Filter the lines below, copying only those with the string "login".

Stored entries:
────
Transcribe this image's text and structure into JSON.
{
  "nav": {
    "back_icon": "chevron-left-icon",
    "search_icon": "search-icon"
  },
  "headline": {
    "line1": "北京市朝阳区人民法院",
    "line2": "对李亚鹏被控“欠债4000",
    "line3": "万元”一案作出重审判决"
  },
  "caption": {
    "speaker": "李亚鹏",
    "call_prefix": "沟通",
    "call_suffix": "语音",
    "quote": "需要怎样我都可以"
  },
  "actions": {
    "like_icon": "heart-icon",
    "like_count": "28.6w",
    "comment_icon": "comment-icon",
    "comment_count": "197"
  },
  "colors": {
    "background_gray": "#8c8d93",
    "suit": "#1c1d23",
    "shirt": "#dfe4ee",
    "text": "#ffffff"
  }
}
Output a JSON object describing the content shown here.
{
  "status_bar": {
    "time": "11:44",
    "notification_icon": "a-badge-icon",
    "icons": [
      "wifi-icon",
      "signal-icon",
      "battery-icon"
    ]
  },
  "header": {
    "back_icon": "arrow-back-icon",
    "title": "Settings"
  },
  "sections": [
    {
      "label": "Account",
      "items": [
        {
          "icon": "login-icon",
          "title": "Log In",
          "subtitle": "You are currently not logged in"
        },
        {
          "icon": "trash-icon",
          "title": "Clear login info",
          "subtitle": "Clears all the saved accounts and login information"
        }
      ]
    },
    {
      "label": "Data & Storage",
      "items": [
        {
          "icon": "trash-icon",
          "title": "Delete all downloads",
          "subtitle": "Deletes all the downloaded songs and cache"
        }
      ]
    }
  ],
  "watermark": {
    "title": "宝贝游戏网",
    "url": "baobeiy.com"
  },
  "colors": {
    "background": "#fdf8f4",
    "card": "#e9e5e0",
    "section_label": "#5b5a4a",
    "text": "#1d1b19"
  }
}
────
#### [Task solution]
          "icon": "login-icon",
          "title": "Clear login info",
          "subtitle": "Clears all the saved accounts and login information"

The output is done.